Required work - Exactly as they appear, output all of the entries.

######

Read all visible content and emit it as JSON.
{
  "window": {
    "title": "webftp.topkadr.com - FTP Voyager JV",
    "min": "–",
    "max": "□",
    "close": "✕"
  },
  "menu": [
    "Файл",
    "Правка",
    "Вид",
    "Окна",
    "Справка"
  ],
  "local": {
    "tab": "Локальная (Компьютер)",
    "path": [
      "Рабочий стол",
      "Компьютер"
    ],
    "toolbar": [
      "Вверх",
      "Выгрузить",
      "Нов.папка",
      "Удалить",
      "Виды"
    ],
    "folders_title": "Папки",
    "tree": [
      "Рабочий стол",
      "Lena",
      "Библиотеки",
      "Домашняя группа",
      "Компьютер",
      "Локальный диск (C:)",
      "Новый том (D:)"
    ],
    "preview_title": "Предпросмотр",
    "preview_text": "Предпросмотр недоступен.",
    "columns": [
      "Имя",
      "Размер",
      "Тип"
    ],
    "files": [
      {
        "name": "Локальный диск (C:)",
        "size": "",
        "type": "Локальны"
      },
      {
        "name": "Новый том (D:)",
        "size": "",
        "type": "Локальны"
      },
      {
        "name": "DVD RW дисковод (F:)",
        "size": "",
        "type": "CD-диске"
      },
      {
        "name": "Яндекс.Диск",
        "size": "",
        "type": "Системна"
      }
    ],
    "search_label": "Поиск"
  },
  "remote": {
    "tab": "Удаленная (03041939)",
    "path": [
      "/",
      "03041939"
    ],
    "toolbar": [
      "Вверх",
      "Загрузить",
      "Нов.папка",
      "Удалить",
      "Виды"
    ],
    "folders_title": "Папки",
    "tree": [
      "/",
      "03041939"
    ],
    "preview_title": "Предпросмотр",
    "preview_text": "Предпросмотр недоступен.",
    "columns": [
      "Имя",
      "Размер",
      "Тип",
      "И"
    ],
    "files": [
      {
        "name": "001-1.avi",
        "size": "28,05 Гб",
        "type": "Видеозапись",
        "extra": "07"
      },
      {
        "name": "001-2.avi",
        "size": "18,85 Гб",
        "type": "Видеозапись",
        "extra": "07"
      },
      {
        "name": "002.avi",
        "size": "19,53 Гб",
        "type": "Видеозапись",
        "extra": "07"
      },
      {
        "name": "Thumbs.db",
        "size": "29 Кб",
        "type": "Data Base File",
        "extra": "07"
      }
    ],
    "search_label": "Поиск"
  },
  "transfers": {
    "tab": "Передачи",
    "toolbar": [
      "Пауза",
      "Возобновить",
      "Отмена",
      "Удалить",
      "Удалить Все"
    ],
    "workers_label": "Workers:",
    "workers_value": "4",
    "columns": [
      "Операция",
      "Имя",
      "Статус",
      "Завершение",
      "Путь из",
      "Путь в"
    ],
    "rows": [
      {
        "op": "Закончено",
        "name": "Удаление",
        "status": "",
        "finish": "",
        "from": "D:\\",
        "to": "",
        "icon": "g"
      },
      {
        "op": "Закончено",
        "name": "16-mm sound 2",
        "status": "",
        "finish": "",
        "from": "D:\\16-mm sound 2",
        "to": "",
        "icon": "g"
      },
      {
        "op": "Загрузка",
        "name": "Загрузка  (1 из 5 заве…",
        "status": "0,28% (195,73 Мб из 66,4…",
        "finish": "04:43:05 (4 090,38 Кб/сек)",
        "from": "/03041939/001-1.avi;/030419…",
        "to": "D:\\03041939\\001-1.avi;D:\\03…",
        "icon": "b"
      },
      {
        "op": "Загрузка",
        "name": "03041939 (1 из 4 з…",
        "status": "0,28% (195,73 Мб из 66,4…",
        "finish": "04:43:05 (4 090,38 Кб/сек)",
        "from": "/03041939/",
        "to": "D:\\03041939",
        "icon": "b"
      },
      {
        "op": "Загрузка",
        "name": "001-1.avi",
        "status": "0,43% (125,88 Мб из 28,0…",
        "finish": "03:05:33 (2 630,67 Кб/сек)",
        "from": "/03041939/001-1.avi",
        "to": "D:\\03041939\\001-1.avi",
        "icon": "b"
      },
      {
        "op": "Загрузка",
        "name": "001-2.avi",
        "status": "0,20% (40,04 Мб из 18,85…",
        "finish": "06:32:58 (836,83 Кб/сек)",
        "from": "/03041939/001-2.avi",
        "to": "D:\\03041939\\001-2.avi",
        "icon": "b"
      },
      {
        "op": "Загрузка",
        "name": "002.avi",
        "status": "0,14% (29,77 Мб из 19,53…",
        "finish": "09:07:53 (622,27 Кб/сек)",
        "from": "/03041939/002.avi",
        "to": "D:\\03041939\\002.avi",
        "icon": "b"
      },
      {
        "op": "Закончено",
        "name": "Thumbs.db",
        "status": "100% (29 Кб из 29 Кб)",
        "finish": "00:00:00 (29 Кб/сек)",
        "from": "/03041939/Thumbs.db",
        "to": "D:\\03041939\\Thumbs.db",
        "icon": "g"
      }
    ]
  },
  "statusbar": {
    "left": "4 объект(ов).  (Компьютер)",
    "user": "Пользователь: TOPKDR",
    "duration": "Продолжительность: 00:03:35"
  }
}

######

Solution below -
Read all visible content and emit it as JSON.
{
  "window": {
    "title": "webftp.topkadr.com - FTP Voyager JV",
    "min": "–",
    "max": "□",
    "close": "✕"
  },
  "menu": [
    "Файл",
    "Правка",
    "Вид",
    "Окна",
    "Справка"
  ],
  "local": {
    "tab": "Локальная (Компьютер)",
    "path": [
      "Рабочий стол",
      "Компьютер"
    ],
    "toolbar": [
      "Вверх",
      "Выгрузить",
      "Нов.папка",
      "Удалить",
      "Виды"
    ],
    "folders_title": "Папки",
    "tree": [
      "Рабочий стол",
      "Lena",
      "Библиотеки",
      "Домашняя группа",
      "Компьютер",
      "Локальный диск (C:)",
      "Новый том (D:)"
    ],
    "preview_title": "Предпросмотр",
    "preview_text": "Предпросмотр недоступен.",
    "columns": [
      "Имя",
      "Размер",
      "Тип"
    ],
    "files": [
      {
        "name": "Локальный диск (C:)",
        "size": "",
        "type": "Локальны"
      },
      {
        "name": "Новый том (D:)",
        "size": "",
        "type": "Локальны"
      },
      {
        "name": "DVD RW дисковод (F:)",
        "size": "",
        "type": "CD-диске"
      },
      {
        "name": "Яндекс.Диск",
        "size": "",
        "type": "Системна"
      }
    ],
    "search_label": "Поиск"
  },
  "remote": {
    "tab": "Удаленная (03041939)",
    "path": [
      "/",
      "03041939"
    ],
    "toolbar": [
      "Вверх",
      "Загрузить",
      "Нов.папка",
      "Удалить",
      "Виды"
    ],
    "folders_title": "Папки",
    "tree": [
      "/",
      "03041939"
    ],
    "preview_title": "Предпросмотр",
    "preview_text": "Предпросмотр недоступен.",
    "columns": [
      "Имя",
      "Размер",
      "Тип",
      "И"
    ],
    "files": [
      {
        "name": "001-1.avi",
        "size": "28,05 Гб",
        "type": "Видеозапись",
        "extra": "07"
      },
      {
        "name": "001-2.avi",
        "size": "18,85 Гб",
        "type": "Видеозапись",
        "extra": "07"
      },
      {
        "name": "002.avi",
        "size": "19,53 Гб",
        "type": "Видеозапись",
        "extra": "07"
      },
      {
        "name": "Thumbs.db",
        "size": "29 Кб",
        "type": "Data Base File",
        "extra": "07"
      }
    ],
    "search_label": "Поиск"
  },
  "transfers": {
    "tab": "Передачи",
    "toolbar": [
      "Пауза",
      "Возобновить",
      "Отмена",
      "Удалить",
      "Удалить Все"
    ],
    "workers_label": "Workers:",
    "workers_value": "4",
    "columns": [
      "Операция",
      "Имя",
      "Статус",
      "Завершение",
      "Путь из",
      "Путь в"
    ],
    "rows": [
      {
        "op": "Закончено",
        "name": "Удаление",
        "status": "",
        "finish": "",
        "from": "D:\\",
        "to": "",
        "icon": "g"
      },
      {
        "op": "Закончено",
        "name": "16-mm sound 2",
        "status": "",
        "finish": "",
        "from": "D:\\16-mm sound 2",
        "to": "",
        "icon": "g"
      },
      {
        "op": "Загрузка",
        "name": "Загрузка  (1 из 5 заве…",
        "status": "0,28% (195,73 Мб из 66,4…",
        "finish": "04:43:05 (4 090,38 Кб/сек)",
        "from": "/03041939/001-1.avi;/030419…",
        "to": "D:\\03041939\\001-1.avi;D:\\03…",
        "icon": "b"
      },
      {
        "op": "Загрузка",
        "name": "03041939 (1 из 4 з…",
        "status": "0,28% (195,73 Мб из 66,4…",
        "finish": "04:43:05 (4 090,38 Кб/сек)",
        "from": "/03041939/",
        "to": "D:\\03041939",
        "icon": "b"
      },
      {
        "op": "Загрузка",
        "name": "001-1.avi",
        "status": "0,43% (125,88 Мб из 28,0…",
        "finish": "03:05:33 (2 630,67 Кб/сек)",
        "from": "/03041939/001-1.avi",
        "to": "D:\\03041939\\001-1.avi",
        "icon": "b"
      },
      {
        "op": "Загрузка",
        "name": "001-2.avi",
        "status": "0,20% (40,04 Мб из 18,85…",
        "finish": "06:32:58 (836,83 Кб/сек)",
        "from": "/03041939/001-2.avi",
        "to": "D:\\03041939\\001-2.avi",
        "icon": "b"
      },
      {
        "op": "Загрузка",
        "name": "002.avi",
        "status": "0,14% (29,77 Мб из 19,53…",
        "finish": "09:07:53 (622,27 Кб/сек)",
        "from": "/03041939/002.avi",
        "to": "D:\\03041939\\002.avi",
        "icon": "b"
      },
      {
        "op": "Закончено",
        "name": "Thumbs.db",
        "status": "100% (29 Кб из 29 Кб)",
        "finish": "00:00:00 (29 Кб/сек)",
        "from": "/03041939/Thumbs.db",
        "to": "D:\\03041939\\Thumbs.db",
        "icon": "g"
      }
    ]
  },
  "statusbar": {
    "left": "4 объект(ов).  (Компьютер)",
    "user": "Пользователь: TOPKDR",
    "duration": "Продолжительность: 00:03:35"
  }
}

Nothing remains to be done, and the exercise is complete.